## start Dataset excerpts

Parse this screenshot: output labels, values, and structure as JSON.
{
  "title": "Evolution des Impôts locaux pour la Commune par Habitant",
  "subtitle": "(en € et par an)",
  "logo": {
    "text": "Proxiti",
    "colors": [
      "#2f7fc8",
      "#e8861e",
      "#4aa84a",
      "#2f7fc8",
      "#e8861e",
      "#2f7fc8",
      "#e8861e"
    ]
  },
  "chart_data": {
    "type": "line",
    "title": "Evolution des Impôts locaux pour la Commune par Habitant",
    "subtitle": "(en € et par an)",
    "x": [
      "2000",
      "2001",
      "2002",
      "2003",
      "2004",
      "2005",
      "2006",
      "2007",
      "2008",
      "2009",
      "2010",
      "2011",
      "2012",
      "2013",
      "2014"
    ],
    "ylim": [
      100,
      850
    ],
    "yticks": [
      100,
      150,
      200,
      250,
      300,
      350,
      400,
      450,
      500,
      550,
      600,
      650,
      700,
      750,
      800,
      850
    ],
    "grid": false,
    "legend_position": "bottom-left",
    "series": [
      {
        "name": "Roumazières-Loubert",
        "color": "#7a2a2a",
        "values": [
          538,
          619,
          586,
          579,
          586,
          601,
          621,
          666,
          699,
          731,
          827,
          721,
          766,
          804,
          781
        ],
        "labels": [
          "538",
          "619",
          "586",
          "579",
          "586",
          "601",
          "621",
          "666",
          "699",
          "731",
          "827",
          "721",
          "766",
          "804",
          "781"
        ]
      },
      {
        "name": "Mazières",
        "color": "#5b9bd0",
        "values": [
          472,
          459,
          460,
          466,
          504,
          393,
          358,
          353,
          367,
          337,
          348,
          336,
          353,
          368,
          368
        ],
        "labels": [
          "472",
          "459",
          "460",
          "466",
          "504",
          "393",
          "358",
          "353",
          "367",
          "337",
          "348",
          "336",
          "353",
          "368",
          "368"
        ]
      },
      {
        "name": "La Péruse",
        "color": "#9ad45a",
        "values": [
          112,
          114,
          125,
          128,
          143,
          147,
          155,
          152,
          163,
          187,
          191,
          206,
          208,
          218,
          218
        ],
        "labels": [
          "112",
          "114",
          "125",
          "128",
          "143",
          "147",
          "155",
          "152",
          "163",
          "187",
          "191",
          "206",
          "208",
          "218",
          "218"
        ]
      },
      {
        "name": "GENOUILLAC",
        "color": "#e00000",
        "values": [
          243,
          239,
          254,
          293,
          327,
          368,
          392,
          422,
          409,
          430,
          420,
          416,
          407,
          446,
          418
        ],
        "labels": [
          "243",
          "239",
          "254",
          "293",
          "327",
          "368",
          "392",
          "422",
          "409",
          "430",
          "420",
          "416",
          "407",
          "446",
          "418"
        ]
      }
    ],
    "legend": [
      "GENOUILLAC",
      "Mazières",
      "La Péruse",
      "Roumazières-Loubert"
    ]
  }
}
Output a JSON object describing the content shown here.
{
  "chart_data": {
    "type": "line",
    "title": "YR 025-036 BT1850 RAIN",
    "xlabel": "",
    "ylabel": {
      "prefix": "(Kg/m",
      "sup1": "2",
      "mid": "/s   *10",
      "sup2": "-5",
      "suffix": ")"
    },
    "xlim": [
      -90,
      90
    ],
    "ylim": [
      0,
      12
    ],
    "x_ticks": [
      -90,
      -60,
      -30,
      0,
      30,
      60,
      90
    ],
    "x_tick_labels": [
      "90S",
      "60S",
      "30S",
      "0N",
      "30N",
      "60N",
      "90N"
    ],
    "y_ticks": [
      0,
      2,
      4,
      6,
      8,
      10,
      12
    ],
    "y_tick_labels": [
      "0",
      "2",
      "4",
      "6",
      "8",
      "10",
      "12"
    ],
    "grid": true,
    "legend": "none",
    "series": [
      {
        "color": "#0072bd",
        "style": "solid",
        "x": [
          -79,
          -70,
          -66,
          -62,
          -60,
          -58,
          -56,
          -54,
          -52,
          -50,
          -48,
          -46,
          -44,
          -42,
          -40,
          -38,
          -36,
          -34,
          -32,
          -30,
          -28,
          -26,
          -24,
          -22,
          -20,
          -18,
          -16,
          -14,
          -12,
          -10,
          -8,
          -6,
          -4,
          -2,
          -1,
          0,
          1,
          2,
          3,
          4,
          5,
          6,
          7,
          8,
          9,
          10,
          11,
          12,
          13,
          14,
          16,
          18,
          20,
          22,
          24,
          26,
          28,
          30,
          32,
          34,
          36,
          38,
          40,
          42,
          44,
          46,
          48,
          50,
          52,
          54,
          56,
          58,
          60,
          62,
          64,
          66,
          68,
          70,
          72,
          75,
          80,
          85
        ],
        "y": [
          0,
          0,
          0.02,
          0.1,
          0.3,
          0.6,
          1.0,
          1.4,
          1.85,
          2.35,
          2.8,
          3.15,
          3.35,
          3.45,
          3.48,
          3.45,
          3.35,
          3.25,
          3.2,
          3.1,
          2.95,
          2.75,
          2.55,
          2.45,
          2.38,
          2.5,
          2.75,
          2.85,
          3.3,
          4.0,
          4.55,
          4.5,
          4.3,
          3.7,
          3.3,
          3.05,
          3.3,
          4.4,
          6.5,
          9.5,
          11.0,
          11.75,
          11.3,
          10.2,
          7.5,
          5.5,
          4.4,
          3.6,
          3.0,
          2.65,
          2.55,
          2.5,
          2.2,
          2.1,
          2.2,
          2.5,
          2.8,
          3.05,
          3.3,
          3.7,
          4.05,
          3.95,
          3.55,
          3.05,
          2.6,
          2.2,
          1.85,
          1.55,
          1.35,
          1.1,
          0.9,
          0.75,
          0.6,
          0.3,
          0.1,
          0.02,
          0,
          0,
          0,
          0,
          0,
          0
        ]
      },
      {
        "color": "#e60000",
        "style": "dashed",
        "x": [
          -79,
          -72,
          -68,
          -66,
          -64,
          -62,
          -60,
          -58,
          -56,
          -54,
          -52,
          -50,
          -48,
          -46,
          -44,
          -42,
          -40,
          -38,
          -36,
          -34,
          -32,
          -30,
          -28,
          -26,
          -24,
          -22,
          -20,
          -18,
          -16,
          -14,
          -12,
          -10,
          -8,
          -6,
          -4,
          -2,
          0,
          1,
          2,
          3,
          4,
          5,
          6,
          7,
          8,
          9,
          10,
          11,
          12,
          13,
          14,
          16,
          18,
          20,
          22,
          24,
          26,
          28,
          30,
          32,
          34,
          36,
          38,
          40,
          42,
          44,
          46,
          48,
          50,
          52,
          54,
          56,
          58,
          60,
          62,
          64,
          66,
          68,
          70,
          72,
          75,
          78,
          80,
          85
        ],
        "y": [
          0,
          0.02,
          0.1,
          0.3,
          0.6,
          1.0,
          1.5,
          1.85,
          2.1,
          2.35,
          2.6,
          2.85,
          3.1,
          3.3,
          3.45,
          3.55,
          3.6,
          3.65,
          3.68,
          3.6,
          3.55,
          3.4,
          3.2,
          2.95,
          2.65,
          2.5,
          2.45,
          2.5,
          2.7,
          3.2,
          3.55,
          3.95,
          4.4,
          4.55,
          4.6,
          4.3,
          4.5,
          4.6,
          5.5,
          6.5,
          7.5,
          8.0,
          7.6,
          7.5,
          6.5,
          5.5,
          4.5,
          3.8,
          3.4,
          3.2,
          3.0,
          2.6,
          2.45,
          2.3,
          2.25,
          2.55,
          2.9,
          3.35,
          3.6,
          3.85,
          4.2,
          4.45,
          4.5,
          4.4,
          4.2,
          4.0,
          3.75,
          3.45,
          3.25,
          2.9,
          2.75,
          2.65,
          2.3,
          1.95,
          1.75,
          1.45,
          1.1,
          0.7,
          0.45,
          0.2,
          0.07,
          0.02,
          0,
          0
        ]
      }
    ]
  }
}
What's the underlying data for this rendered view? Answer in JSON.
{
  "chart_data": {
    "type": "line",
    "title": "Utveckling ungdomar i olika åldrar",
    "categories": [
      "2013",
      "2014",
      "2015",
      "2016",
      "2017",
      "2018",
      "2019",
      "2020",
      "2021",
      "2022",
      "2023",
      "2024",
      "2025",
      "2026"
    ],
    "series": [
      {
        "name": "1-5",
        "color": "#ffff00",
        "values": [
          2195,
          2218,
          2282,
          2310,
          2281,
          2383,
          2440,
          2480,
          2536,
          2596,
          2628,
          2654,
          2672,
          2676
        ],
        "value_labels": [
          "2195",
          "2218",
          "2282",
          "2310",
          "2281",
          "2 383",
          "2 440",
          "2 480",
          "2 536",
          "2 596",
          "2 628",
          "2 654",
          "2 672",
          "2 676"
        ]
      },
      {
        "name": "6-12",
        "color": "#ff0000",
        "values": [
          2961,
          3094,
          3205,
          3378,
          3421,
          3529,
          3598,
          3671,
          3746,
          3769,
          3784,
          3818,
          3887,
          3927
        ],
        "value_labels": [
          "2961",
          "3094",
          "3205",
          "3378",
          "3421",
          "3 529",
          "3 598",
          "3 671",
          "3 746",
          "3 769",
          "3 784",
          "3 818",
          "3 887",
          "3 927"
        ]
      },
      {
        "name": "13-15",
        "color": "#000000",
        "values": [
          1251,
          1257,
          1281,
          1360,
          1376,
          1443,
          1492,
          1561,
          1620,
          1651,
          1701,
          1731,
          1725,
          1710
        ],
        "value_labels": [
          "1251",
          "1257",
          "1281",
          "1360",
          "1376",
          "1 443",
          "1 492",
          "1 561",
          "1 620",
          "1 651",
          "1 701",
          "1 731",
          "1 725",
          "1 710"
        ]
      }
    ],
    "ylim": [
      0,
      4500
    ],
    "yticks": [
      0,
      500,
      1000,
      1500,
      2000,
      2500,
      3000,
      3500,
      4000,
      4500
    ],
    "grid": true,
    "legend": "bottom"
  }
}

## end Dataset excerpts

▶ [Problem statement] Go over the data above and copy every line that has the word "subtitle" in it.

▶ [Reply]
  "subtitle": "(en € et par an)",
    "subtitle": "(en € et par an)",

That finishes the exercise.